• Required work
Select all lines with the string "GOOD" in them, and copy those lines.

• Records for this exercise

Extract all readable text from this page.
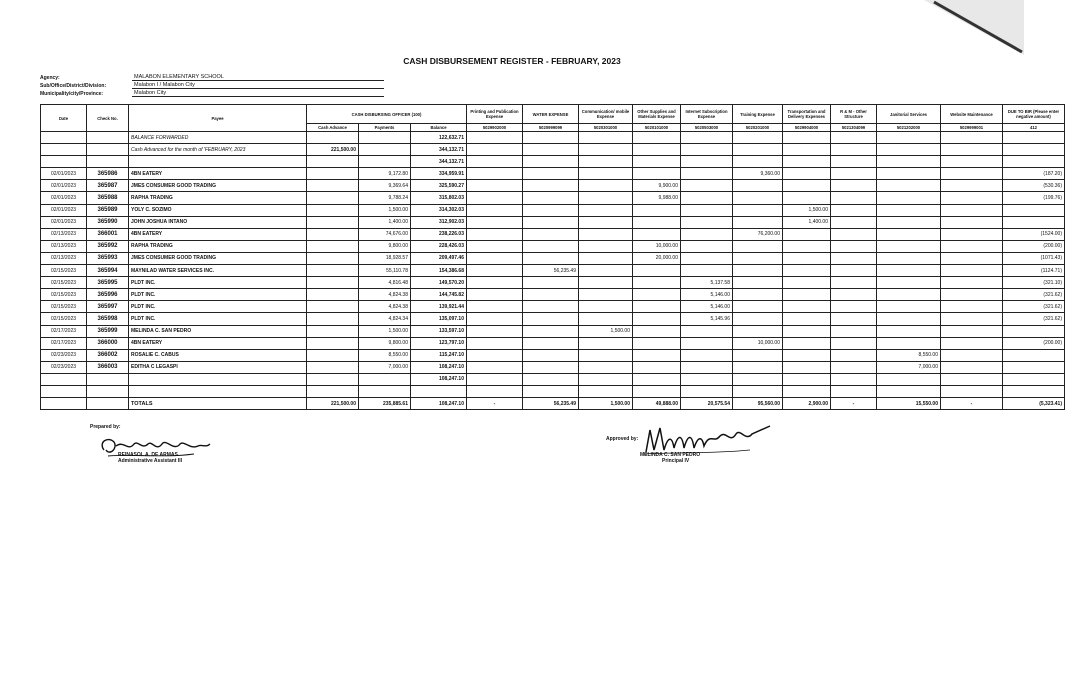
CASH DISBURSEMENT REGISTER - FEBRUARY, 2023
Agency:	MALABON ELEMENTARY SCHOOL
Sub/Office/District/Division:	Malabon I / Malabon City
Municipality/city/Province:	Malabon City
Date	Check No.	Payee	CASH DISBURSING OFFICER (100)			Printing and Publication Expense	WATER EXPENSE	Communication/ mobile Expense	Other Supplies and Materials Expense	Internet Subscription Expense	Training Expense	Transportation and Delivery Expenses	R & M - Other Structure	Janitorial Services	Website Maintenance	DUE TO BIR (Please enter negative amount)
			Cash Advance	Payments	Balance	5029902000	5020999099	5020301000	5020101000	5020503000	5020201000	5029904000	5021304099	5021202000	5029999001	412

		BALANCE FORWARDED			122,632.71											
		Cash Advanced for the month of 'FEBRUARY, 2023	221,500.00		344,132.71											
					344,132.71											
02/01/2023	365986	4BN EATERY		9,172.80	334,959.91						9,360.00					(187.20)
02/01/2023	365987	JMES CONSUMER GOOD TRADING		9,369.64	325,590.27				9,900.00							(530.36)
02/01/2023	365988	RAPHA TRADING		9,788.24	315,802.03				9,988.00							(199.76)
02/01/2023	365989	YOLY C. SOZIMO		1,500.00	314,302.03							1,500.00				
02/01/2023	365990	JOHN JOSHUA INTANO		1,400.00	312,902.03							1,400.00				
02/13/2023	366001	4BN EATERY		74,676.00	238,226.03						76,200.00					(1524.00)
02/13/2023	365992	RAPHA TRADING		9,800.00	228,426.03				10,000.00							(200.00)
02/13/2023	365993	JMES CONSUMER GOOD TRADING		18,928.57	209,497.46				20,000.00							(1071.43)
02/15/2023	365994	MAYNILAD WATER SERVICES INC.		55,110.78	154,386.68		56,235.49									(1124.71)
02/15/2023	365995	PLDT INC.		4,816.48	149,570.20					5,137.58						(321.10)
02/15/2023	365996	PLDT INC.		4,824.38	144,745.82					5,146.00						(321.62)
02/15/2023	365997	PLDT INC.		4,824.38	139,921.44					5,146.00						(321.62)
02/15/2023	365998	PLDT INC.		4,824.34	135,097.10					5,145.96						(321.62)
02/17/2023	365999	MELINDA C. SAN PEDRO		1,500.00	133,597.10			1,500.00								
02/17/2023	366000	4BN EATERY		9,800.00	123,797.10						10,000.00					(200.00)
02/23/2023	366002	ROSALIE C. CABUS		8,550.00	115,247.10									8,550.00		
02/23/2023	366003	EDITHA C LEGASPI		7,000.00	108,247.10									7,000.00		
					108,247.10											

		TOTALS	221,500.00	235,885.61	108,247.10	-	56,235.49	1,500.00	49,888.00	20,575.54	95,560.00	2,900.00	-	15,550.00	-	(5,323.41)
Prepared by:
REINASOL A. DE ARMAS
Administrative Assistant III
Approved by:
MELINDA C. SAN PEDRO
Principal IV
...
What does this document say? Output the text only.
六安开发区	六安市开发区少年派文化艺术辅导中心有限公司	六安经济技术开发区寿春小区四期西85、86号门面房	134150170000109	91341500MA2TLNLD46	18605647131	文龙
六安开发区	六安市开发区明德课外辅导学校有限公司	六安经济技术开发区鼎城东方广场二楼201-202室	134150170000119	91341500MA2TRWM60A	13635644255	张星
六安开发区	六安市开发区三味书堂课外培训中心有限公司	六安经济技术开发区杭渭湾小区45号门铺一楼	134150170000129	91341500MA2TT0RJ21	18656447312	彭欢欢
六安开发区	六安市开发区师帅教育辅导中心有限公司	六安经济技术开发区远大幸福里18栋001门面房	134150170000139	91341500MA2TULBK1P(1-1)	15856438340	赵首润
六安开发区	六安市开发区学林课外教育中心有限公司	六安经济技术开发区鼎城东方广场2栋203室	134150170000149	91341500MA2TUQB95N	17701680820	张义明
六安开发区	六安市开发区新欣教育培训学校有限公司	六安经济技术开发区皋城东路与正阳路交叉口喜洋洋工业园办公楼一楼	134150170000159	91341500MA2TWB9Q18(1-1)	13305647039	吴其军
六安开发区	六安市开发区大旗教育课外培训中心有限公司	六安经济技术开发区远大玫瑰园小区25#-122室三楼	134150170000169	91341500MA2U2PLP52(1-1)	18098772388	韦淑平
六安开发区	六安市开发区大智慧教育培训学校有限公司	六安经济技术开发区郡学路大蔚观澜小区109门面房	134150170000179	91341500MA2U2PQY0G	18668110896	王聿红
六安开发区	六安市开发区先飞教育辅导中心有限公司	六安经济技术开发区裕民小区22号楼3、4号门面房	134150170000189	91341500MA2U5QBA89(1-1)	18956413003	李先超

• Task result
02/01/2023	365987	JMES CONSUMER GOOD TRADING		9,369.64	325,590.27				9,900.00							(530.36)
02/13/2023	365993	JMES CONSUMER GOOD TRADING		18,928.57	209,497.46				20,000.00							(1071.43)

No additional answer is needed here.